_Work to do_
Retype all of the records below character for character, with no changes.

──────

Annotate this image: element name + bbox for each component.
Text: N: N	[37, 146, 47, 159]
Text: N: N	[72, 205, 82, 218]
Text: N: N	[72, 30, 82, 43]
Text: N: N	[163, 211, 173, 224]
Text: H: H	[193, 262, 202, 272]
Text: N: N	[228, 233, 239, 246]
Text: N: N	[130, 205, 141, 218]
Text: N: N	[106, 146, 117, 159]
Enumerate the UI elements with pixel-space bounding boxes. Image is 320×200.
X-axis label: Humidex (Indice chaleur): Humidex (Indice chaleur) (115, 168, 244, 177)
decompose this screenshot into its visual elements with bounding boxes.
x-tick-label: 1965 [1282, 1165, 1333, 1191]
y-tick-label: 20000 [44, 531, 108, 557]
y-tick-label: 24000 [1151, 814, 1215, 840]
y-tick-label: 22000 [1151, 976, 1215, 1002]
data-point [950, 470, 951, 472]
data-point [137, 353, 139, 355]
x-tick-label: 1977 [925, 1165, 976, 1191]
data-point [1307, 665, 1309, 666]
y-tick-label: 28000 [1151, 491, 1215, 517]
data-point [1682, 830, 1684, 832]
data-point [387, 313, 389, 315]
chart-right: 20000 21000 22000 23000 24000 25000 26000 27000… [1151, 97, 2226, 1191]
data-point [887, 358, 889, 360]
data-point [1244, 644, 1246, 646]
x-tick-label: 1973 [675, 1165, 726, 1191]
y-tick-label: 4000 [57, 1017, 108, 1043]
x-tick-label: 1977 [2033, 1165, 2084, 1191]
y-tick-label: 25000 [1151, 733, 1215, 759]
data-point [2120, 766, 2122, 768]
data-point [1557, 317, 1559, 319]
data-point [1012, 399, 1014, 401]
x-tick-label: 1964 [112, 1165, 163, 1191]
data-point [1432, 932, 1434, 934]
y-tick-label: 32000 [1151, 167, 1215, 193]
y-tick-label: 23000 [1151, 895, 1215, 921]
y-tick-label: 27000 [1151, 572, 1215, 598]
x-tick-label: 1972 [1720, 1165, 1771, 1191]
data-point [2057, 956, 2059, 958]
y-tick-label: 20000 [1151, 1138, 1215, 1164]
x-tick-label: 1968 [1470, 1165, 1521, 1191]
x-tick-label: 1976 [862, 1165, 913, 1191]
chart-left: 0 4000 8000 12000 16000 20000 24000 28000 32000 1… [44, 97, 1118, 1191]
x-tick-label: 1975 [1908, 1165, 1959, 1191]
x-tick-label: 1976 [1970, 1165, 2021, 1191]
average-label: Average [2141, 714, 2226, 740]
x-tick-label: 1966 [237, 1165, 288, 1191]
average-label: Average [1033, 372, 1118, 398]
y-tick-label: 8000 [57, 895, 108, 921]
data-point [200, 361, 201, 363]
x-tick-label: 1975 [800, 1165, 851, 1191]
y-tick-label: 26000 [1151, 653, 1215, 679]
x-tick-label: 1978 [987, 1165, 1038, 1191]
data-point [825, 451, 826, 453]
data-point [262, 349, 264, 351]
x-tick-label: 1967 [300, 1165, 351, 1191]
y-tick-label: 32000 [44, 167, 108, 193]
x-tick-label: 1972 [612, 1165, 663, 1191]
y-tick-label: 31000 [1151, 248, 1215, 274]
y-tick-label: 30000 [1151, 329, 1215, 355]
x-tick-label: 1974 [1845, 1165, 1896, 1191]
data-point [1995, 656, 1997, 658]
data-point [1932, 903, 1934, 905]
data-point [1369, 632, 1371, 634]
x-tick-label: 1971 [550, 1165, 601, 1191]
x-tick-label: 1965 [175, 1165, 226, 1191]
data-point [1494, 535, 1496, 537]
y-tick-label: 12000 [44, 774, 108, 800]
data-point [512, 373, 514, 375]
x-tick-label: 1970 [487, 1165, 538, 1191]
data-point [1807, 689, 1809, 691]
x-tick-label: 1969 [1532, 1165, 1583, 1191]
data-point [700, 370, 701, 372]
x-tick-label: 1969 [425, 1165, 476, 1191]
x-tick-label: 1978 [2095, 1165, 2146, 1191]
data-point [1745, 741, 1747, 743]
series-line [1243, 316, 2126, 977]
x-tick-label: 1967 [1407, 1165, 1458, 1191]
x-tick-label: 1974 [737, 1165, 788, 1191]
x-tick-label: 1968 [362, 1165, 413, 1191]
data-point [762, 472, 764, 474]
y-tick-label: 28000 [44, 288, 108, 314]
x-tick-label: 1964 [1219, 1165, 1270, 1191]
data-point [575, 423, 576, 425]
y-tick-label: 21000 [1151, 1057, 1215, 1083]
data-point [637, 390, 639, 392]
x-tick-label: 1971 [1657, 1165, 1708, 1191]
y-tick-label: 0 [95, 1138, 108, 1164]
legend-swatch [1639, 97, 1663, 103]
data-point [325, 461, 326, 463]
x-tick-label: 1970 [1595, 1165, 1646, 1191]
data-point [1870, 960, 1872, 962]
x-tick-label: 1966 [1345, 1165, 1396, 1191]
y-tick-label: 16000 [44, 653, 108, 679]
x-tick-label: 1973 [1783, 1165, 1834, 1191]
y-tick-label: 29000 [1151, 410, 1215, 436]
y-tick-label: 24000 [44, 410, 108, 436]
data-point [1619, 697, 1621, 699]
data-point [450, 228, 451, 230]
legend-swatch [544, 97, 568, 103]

──────

_Worked solution_
Annotate this image: element name + bbox for each component.
Text: N: N	[37, 146, 47, 159]
Text: N: N	[72, 205, 82, 218]
Text: N: N	[72, 30, 82, 43]
Text: N: N	[163, 211, 173, 224]
Text: H: H	[193, 262, 202, 272]
Text: N: N	[228, 233, 239, 246]
Text: N: N	[130, 205, 141, 218]
Text: N: N	[106, 146, 117, 159]
Enumerate the UI elements with pixel-space bounding boxes. Image is 320×200.
X-axis label: Humidex (Indice chaleur): Humidex (Indice chaleur) (115, 168, 244, 177)
decompose this screenshot into its visual elements with bounding boxes.
x-tick-label: 1965 [1282, 1165, 1333, 1191]
y-tick-label: 20000 [44, 531, 108, 557]
y-tick-label: 24000 [1151, 814, 1215, 840]
y-tick-label: 22000 [1151, 976, 1215, 1002]
data-point [950, 470, 951, 472]
data-point [137, 353, 139, 355]
x-tick-label: 1977 [925, 1165, 976, 1191]
data-point [1307, 665, 1309, 666]
y-tick-label: 28000 [1151, 491, 1215, 517]
data-point [1682, 830, 1684, 832]
data-point [387, 313, 389, 315]
chart-right: 20000 21000 22000 23000 24000 25000 26000 27000… [1151, 97, 2226, 1191]
data-point [887, 358, 889, 360]
data-point [1244, 644, 1246, 646]
x-tick-label: 1973 [675, 1165, 726, 1191]
y-tick-label: 4000 [57, 1017, 108, 1043]
x-tick-label: 1977 [2033, 1165, 2084, 1191]
y-tick-label: 25000 [1151, 733, 1215, 759]
data-point [2120, 766, 2122, 768]
data-point [1557, 317, 1559, 319]
data-point [1012, 399, 1014, 401]
x-tick-label: 1964 [112, 1165, 163, 1191]
data-point [1432, 932, 1434, 934]
y-tick-label: 32000 [1151, 167, 1215, 193]
y-tick-label: 23000 [1151, 895, 1215, 921]
y-tick-label: 27000 [1151, 572, 1215, 598]
x-tick-label: 1972 [1720, 1165, 1771, 1191]
data-point [2057, 956, 2059, 958]
y-tick-label: 20000 [1151, 1138, 1215, 1164]
x-tick-label: 1968 [1470, 1165, 1521, 1191]
x-tick-label: 1976 [862, 1165, 913, 1191]
chart-left: 0 4000 8000 12000 16000 20000 24000 28000 32000 1… [44, 97, 1118, 1191]
x-tick-label: 1975 [1908, 1165, 1959, 1191]
x-tick-label: 1976 [1970, 1165, 2021, 1191]
average-label: Average [2141, 714, 2226, 740]
x-tick-label: 1966 [237, 1165, 288, 1191]
average-label: Average [1033, 372, 1118, 398]
y-tick-label: 8000 [57, 895, 108, 921]
data-point [200, 361, 201, 363]
x-tick-label: 1975 [800, 1165, 851, 1191]
y-tick-label: 26000 [1151, 653, 1215, 679]
x-tick-label: 1978 [987, 1165, 1038, 1191]
data-point [825, 451, 826, 453]
data-point [262, 349, 264, 351]
x-tick-label: 1967 [300, 1165, 351, 1191]
y-tick-label: 32000 [44, 167, 108, 193]
x-tick-label: 1972 [612, 1165, 663, 1191]
y-tick-label: 31000 [1151, 248, 1215, 274]
y-tick-label: 30000 [1151, 329, 1215, 355]
x-tick-label: 1974 [1845, 1165, 1896, 1191]
data-point [1995, 656, 1997, 658]
data-point [1932, 903, 1934, 905]
data-point [1369, 632, 1371, 634]
x-tick-label: 1971 [550, 1165, 601, 1191]
x-tick-label: 1965 [175, 1165, 226, 1191]
data-point [1494, 535, 1496, 537]
y-tick-label: 12000 [44, 774, 108, 800]
data-point [512, 373, 514, 375]
x-tick-label: 1970 [487, 1165, 538, 1191]
data-point [1807, 689, 1809, 691]
x-tick-label: 1969 [1532, 1165, 1583, 1191]
data-point [700, 370, 701, 372]
x-tick-label: 1969 [425, 1165, 476, 1191]
x-tick-label: 1978 [2095, 1165, 2146, 1191]
data-point [1745, 741, 1747, 743]
series-line [1243, 316, 2126, 977]
x-tick-label: 1967 [1407, 1165, 1458, 1191]
x-tick-label: 1974 [737, 1165, 788, 1191]
x-tick-label: 1968 [362, 1165, 413, 1191]
data-point [762, 472, 764, 474]
y-tick-label: 28000 [44, 288, 108, 314]
x-tick-label: 1964 [1219, 1165, 1270, 1191]
data-point [575, 423, 576, 425]
y-tick-label: 21000 [1151, 1057, 1215, 1083]
data-point [637, 390, 639, 392]
x-tick-label: 1971 [1657, 1165, 1708, 1191]
y-tick-label: 0 [95, 1138, 108, 1164]
legend-swatch [1639, 97, 1663, 103]
data-point [325, 461, 326, 463]
x-tick-label: 1970 [1595, 1165, 1646, 1191]
data-point [1870, 960, 1872, 962]
x-tick-label: 1966 [1345, 1165, 1396, 1191]
y-tick-label: 16000 [44, 653, 108, 679]
x-tick-label: 1973 [1783, 1165, 1834, 1191]
y-tick-label: 29000 [1151, 410, 1215, 436]
y-tick-label: 24000 [44, 410, 108, 436]
data-point [1619, 697, 1621, 699]
data-point [450, 228, 451, 230]
legend-swatch [544, 97, 568, 103]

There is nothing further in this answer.